(Figure collection entries)
▽
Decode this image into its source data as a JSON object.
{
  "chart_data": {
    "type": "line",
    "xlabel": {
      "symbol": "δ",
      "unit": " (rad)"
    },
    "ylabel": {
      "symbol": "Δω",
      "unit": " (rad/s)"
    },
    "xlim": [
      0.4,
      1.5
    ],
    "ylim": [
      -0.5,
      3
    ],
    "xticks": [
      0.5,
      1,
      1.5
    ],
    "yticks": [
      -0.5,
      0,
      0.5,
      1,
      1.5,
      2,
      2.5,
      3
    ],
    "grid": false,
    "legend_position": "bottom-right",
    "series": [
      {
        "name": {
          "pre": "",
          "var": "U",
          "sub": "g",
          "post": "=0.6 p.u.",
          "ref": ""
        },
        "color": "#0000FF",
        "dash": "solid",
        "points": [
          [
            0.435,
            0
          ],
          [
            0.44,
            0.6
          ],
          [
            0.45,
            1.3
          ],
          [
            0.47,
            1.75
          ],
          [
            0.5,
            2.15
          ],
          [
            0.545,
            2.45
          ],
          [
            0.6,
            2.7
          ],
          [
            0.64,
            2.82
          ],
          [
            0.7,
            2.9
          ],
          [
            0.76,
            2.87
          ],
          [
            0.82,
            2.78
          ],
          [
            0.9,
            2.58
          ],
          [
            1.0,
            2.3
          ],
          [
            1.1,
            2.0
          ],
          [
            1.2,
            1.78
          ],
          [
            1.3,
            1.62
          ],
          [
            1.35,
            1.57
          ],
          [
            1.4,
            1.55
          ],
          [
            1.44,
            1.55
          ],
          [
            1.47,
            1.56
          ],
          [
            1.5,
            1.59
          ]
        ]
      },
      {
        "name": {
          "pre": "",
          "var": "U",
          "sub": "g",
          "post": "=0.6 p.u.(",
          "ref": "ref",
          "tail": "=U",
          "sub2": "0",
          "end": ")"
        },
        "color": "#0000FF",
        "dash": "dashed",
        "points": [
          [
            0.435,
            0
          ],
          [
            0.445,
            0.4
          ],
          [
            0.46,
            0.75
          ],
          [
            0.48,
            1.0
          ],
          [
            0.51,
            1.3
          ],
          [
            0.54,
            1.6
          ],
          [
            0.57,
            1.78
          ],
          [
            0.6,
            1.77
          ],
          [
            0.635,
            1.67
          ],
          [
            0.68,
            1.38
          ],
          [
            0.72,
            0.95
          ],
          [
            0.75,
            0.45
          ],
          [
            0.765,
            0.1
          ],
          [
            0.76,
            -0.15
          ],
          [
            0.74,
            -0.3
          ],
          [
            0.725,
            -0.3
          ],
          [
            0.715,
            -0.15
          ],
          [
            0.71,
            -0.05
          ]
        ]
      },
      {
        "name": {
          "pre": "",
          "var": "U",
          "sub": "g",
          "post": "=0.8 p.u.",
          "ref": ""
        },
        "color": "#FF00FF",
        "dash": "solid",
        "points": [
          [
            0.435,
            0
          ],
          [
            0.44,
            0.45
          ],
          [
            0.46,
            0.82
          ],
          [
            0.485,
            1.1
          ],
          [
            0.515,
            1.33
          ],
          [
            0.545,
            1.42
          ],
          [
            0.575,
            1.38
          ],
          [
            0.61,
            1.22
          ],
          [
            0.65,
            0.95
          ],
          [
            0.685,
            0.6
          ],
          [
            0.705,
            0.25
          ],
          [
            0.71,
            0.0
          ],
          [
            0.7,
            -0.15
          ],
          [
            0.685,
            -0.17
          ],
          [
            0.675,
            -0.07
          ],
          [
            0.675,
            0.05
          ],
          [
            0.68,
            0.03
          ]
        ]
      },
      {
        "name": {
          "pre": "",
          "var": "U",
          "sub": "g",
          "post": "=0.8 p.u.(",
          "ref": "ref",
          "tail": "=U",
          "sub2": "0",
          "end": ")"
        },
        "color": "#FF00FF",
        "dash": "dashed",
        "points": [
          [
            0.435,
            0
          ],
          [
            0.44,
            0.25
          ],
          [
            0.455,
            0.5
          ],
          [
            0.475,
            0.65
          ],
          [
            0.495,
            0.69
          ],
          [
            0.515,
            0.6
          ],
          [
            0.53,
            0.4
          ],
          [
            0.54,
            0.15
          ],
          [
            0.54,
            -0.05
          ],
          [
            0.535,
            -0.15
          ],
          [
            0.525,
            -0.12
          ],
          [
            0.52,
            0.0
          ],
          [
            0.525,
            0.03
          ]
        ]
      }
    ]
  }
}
△
» Problem to work on: Return all of the above records exactly, leaving no line out.

» Response to the exercise:
Decode this image into its source data as a JSON object.
{
  "chart_data": {
    "type": "line",
    "xlabel": {
      "symbol": "δ",
      "unit": " (rad)"
    },
    "ylabel": {
      "symbol": "Δω",
      "unit": " (rad/s)"
    },
    "xlim": [
      0.4,
      1.5
    ],
    "ylim": [
      -0.5,
      3
    ],
    "xticks": [
      0.5,
      1,
      1.5
    ],
    "yticks": [
      -0.5,
      0,
      0.5,
      1,
      1.5,
      2,
      2.5,
      3
    ],
    "grid": false,
    "legend_position": "bottom-right",
    "series": [
      {
        "name": {
          "pre": "",
          "var": "U",
          "sub": "g",
          "post": "=0.6 p.u.",
          "ref": ""
        },
        "color": "#0000FF",
        "dash": "solid",
        "points": [
          [
            0.435,
            0
          ],
          [
            0.44,
            0.6
          ],
          [
            0.45,
            1.3
          ],
          [
            0.47,
            1.75
          ],
          [
            0.5,
            2.15
          ],
          [
            0.545,
            2.45
          ],
          [
            0.6,
            2.7
          ],
          [
            0.64,
            2.82
          ],
          [
            0.7,
            2.9
          ],
          [
            0.76,
            2.87
          ],
          [
            0.82,
            2.78
          ],
          [
            0.9,
            2.58
          ],
          [
            1.0,
            2.3
          ],
          [
            1.1,
            2.0
          ],
          [
            1.2,
            1.78
          ],
          [
            1.3,
            1.62
          ],
          [
            1.35,
            1.57
          ],
          [
            1.4,
            1.55
          ],
          [
            1.44,
            1.55
          ],
          [
            1.47,
            1.56
          ],
          [
            1.5,
            1.59
          ]
        ]
      },
      {
        "name": {
          "pre": "",
          "var": "U",
          "sub": "g",
          "post": "=0.6 p.u.(",
          "ref": "ref",
          "tail": "=U",
          "sub2": "0",
          "end": ")"
        },
        "color": "#0000FF",
        "dash": "dashed",
        "points": [
          [
            0.435,
            0
          ],
          [
            0.445,
            0.4
          ],
          [
            0.46,
            0.75
          ],
          [
            0.48,
            1.0
          ],
          [
            0.51,
            1.3
          ],
          [
            0.54,
            1.6
          ],
          [
            0.57,
            1.78
          ],
          [
            0.6,
            1.77
          ],
          [
            0.635,
            1.67
          ],
          [
            0.68,
            1.38
          ],
          [
            0.72,
            0.95
          ],
          [
            0.75,
            0.45
          ],
          [
            0.765,
            0.1
          ],
          [
            0.76,
            -0.15
          ],
          [
            0.74,
            -0.3
          ],
          [
            0.725,
            -0.3
          ],
          [
            0.715,
            -0.15
          ],
          [
            0.71,
            -0.05
          ]
        ]
      },
      {
        "name": {
          "pre": "",
          "var": "U",
          "sub": "g",
          "post": "=0.8 p.u.",
          "ref": ""
        },
        "color": "#FF00FF",
        "dash": "solid",
        "points": [
          [
            0.435,
            0
          ],
          [
            0.44,
            0.45
          ],
          [
            0.46,
            0.82
          ],
          [
            0.485,
            1.1
          ],
          [
            0.515,
            1.33
          ],
          [
            0.545,
            1.42
          ],
          [
            0.575,
            1.38
          ],
          [
            0.61,
            1.22
          ],
          [
            0.65,
            0.95
          ],
          [
            0.685,
            0.6
          ],
          [
            0.705,
            0.25
          ],
          [
            0.71,
            0.0
          ],
          [
            0.7,
            -0.15
          ],
          [
            0.685,
            -0.17
          ],
          [
            0.675,
            -0.07
          ],
          [
            0.675,
            0.05
          ],
          [
            0.68,
            0.03
          ]
        ]
      },
      {
        "name": {
          "pre": "",
          "var": "U",
          "sub": "g",
          "post": "=0.8 p.u.(",
          "ref": "ref",
          "tail": "=U",
          "sub2": "0",
          "end": ")"
        },
        "color": "#FF00FF",
        "dash": "dashed",
        "points": [
          [
            0.435,
            0
          ],
          [
            0.44,
            0.25
          ],
          [
            0.455,
            0.5
          ],
          [
            0.475,
            0.65
          ],
          [
            0.495,
            0.69
          ],
          [
            0.515,
            0.6
          ],
          [
            0.53,
            0.4
          ],
          [
            0.54,
            0.15
          ],
          [
            0.54,
            -0.05
          ],
          [
            0.535,
            -0.15
          ],
          [
            0.525,
            -0.12
          ],
          [
            0.52,
            0.0
          ],
          [
            0.525,
            0.03
          ]
        ]
      }
    ]
  }
}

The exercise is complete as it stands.